## Direction
Copy out each line below that has the word "product" in it.

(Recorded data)
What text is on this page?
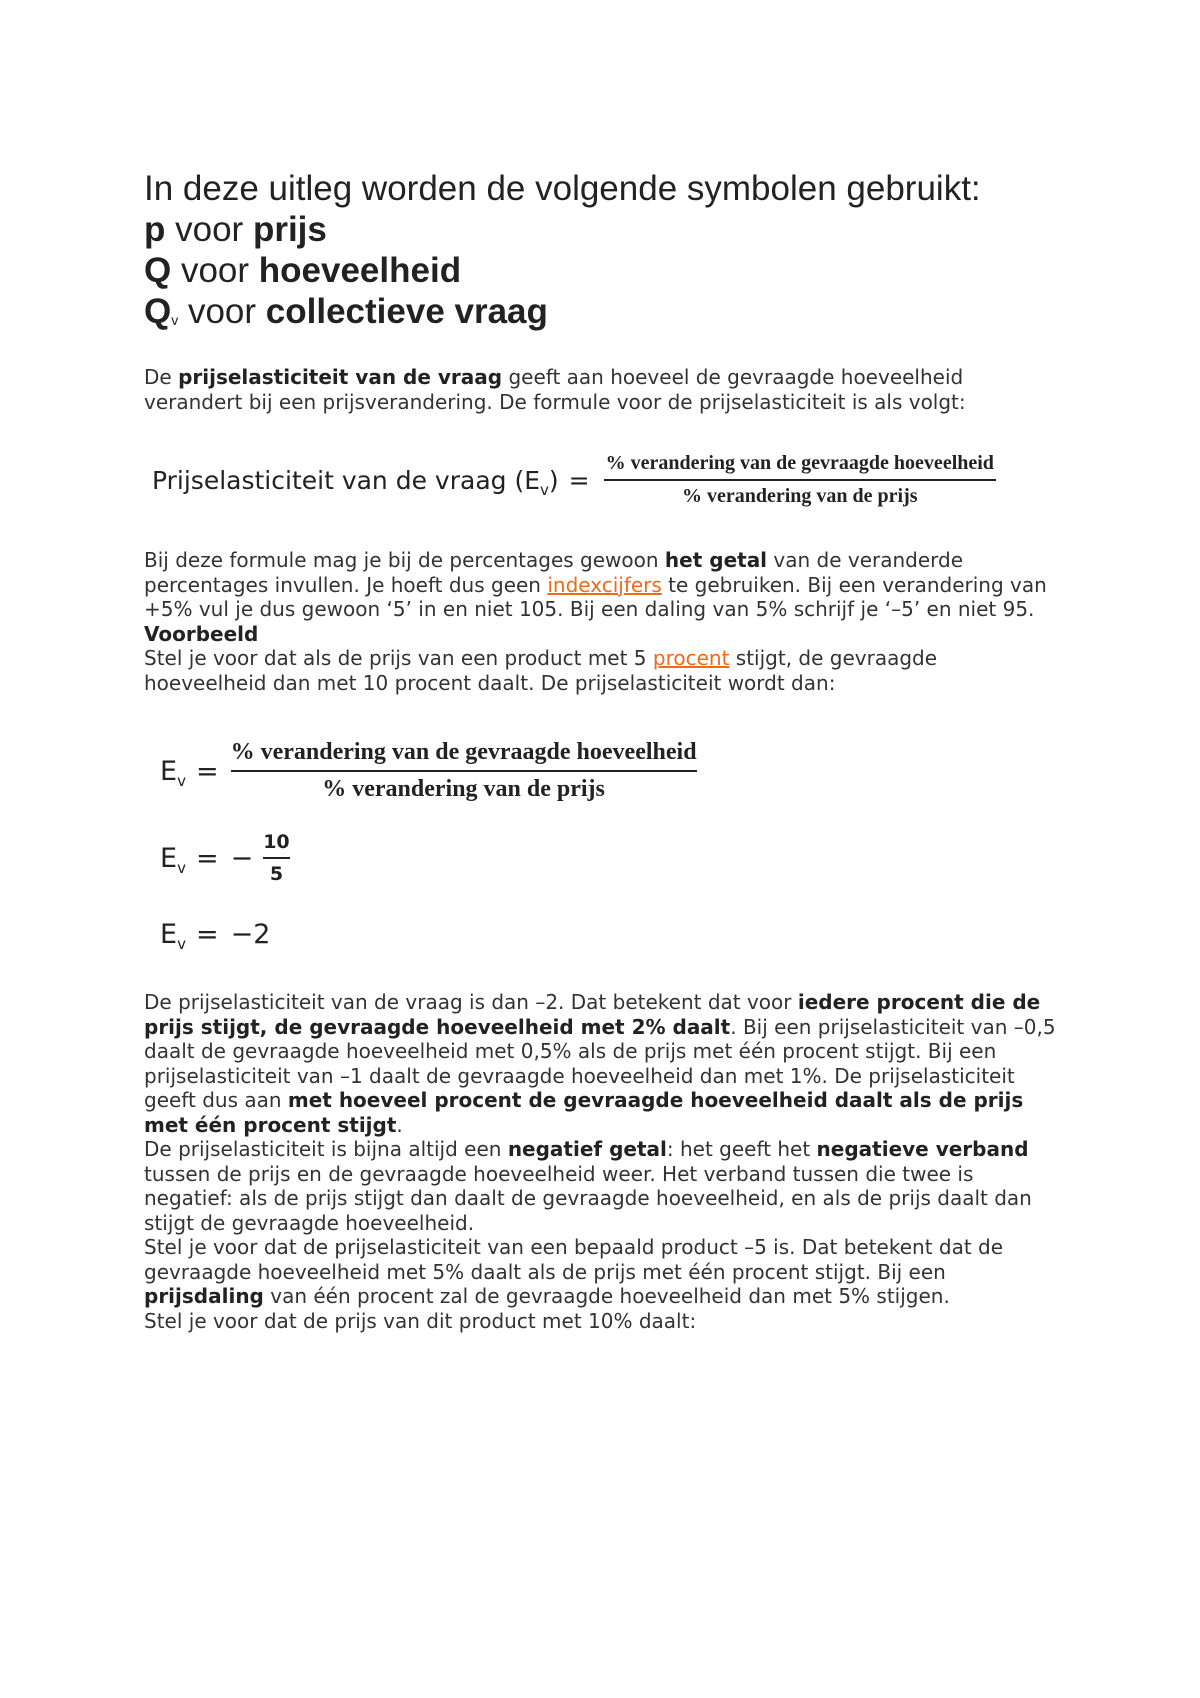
In deze uitleg worden de volgende symbolen gebruikt:
p voor prijs
Q voor hoeveelheid
$Q_v$ voor collectieve vraag

De prijselasticiteit van de vraag geeft aan hoeveel de gevraagde hoeveelheid verandert bij een prijsverandering. De formule voor de prijselasticiteit is als volgt:

Prijselasticiteit van de vraag $(E_v) = \frac{\text{\% verandering van de gevraagde hoeveelheid}}{\text{\% verandering van de prijs}}$

Bij deze formule mag je bij de percentages gewoon het getal van de veranderde percentages invullen. Je hoeft dus geen indexcijfers te gebruiken. Bij een verandering van +5% vul je dus gewoon ‘5’ in en niet 105. Bij een daling van 5% schrijf je ‘–5’ en niet 95.

Voorbeeld
Stel je voor dat als de prijs van een product met 5 procent stijgt, de gevraagde hoeveelheid dan met 10 procent daalt. De prijselasticiteit wordt dan:
$E_v = \frac{\text{\% verandering van de gevraagde hoeveelheid}}{\text{\% verandering van de prijs}}$
$E_v$ = − $\frac{10}{5}$
$E_v = -2$
De prijselasticiteit van de vraag is dan –2. Dat betekent dat voor iedere procent die de prijs stijgt, de gevraagde hoeveelheid met 2% daalt. Bij een prijselasticiteit van –0,5 daalt de gevraagde hoeveelheid met 0,5% als de prijs met één procent stijgt. Bij een prijselasticiteit van –1 daalt de gevraagde hoeveelheid dan met 1%. De prijselasticiteit geeft dus aan met hoeveel procent de gevraagde hoeveelheid daalt als de prijs met één procent stijgt.
De prijselasticiteit is bijna altijd een negatief getal: het geeft het negatieve verband tussen de prijs en de gevraagde hoeveelheid weer. Het verband tussen die twee is negatief: als de prijs stijgt dan daalt de gevraagde hoeveelheid, en als de prijs daalt dan stijgt de gevraagde hoeveelheid.
Stel je voor dat de prijselasticiteit van een bepaald product –5 is. Dat betekent dat de gevraagde hoeveelheid met 5% daalt als de prijs met één procent stijgt. Bij een prijsdaling van één procent zal de gevraagde hoeveelheid dan met 5% stijgen.
Stel je voor dat de prijs van dit product met 10% daalt:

## Written answer
Stel je voor dat als de prijs van een product met 5 procent stijgt, de gevraagde hoeveelheid dan met 10 procent daalt. De prijselasticiteit wordt dan:
Stel je voor dat de prijselasticiteit van een bepaald product –5 is. Dat betekent dat de gevraagde hoeveelheid met 5% daalt als de prijs met één procent stijgt. Bij een prijsdaling van één procent zal de gevraagde hoeveelheid dan met 5% stijgen.
Stel je voor dat de prijs van dit product met 10% daalt:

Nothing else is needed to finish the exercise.